Set task
Only the lines from the one with "OCR this image." onward are wanted, through the last line of the entries, set down exactly.
==== Source records ====
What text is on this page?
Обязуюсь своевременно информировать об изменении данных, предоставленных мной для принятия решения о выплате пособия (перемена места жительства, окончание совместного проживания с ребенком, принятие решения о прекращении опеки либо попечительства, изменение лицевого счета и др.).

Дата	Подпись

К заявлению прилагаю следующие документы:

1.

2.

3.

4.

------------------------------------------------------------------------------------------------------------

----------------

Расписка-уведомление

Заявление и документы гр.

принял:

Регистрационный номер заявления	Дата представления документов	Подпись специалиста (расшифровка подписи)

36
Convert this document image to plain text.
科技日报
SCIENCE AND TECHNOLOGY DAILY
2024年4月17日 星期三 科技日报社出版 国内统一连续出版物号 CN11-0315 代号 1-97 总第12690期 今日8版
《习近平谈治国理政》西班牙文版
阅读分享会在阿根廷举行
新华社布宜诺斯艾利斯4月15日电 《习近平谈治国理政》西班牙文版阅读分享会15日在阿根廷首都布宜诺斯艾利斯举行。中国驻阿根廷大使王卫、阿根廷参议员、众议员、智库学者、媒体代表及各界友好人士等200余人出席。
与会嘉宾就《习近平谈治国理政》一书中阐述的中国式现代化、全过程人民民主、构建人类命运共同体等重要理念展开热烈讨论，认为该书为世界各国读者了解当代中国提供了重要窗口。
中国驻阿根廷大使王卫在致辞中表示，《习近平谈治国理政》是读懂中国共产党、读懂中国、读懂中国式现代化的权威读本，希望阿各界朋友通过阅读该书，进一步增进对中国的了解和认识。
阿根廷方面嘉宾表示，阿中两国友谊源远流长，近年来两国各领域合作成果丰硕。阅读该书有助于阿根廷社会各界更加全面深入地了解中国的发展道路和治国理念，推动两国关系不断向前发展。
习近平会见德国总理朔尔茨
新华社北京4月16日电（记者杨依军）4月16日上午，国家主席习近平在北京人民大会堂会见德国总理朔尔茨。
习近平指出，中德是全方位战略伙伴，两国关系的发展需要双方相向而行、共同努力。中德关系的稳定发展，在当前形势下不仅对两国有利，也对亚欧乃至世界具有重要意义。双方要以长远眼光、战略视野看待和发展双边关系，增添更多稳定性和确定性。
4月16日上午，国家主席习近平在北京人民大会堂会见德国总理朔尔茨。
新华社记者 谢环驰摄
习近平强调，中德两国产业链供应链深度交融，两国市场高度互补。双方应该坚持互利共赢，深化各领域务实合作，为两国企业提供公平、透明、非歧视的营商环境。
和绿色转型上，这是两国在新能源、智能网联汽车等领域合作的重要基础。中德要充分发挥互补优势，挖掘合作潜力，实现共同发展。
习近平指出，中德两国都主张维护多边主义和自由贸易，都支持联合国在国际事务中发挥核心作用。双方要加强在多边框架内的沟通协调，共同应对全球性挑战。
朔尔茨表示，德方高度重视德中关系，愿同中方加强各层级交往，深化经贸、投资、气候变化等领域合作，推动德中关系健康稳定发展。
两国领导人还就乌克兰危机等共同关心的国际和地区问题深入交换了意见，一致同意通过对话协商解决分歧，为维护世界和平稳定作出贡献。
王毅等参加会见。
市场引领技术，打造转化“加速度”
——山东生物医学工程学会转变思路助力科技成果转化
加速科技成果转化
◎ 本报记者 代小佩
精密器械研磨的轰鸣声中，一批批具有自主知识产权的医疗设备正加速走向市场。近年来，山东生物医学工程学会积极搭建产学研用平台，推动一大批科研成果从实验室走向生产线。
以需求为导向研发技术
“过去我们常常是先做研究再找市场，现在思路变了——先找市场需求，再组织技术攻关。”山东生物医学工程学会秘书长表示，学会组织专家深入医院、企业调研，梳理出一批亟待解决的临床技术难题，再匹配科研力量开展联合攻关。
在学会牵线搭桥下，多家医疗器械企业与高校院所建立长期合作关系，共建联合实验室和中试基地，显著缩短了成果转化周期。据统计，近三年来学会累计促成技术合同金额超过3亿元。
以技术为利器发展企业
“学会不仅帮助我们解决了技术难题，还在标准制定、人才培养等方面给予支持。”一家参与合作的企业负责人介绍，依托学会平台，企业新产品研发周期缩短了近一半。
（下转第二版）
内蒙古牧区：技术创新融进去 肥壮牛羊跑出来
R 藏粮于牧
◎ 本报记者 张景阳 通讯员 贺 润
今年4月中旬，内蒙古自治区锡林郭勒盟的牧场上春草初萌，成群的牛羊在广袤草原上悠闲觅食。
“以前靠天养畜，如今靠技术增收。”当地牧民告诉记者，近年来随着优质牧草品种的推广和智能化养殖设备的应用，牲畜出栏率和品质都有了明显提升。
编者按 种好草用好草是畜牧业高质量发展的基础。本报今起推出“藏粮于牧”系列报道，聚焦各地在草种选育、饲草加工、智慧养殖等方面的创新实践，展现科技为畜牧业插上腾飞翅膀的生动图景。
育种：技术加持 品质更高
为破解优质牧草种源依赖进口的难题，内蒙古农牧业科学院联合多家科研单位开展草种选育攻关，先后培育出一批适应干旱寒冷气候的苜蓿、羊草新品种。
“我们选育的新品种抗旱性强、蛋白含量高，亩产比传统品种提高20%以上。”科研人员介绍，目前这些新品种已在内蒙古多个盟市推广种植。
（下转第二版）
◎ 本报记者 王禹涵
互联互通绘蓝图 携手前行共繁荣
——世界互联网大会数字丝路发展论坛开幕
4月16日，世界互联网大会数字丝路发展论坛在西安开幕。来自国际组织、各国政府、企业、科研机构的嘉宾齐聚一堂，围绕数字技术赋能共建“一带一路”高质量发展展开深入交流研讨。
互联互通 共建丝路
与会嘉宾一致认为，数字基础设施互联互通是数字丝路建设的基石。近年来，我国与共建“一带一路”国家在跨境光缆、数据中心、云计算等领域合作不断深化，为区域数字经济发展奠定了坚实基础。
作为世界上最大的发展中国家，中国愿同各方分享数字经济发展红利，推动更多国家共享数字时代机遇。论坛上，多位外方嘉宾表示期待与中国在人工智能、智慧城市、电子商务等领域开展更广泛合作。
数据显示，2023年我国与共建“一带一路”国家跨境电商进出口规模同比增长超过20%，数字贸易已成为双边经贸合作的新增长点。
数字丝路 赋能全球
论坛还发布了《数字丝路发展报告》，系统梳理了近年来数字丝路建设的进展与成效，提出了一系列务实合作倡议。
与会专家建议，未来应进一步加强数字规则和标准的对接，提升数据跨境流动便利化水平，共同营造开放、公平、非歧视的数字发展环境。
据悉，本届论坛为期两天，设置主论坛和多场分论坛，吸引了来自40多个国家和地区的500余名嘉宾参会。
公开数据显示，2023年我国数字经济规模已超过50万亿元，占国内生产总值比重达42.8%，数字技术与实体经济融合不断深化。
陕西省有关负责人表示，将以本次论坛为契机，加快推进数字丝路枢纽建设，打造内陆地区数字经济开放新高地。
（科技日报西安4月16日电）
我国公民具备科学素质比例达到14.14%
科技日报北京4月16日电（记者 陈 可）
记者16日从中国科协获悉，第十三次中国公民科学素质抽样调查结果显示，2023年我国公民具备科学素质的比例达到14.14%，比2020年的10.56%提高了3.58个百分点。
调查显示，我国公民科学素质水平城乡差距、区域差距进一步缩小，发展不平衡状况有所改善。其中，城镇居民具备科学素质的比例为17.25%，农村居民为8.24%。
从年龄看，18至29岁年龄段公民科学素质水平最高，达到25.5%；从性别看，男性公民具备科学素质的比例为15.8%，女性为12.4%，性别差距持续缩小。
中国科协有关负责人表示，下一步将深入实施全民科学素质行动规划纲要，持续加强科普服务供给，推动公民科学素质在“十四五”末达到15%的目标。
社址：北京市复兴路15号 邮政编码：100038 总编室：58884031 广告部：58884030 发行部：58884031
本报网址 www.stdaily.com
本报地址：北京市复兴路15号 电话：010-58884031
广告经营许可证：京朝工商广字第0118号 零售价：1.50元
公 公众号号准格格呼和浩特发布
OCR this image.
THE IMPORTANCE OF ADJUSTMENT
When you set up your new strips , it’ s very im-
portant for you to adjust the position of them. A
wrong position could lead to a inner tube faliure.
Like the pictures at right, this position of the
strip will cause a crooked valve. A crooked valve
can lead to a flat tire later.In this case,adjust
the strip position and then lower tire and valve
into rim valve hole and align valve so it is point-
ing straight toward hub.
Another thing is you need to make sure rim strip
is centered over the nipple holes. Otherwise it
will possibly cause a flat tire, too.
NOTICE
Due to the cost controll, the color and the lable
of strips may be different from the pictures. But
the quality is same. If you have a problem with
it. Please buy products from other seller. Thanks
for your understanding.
====
Answer to the exercise
OCR this image.
THE IMPORTANCE OF ADJUSTMENT
When you set up your new strips , it’ s very im-
portant for you to adjust the position of them. A
wrong position could lead to a inner tube faliure.
Like the pictures at right, this position of the
strip will cause a crooked valve. A crooked valve
can lead to a flat tire later.In this case,adjust
the strip position and then lower tire and valve
into rim valve hole and align valve so it is point-
ing straight toward hub.
Another thing is you need to make sure rim strip
is centered over the nipple holes. Otherwise it
will possibly cause a flat tire, too.
NOTICE
Due to the cost controll, the color and the lable
of strips may be different from the pictures. But
the quality is same. If you have a problem with
it. Please buy products from other seller. Thanks
for your understanding.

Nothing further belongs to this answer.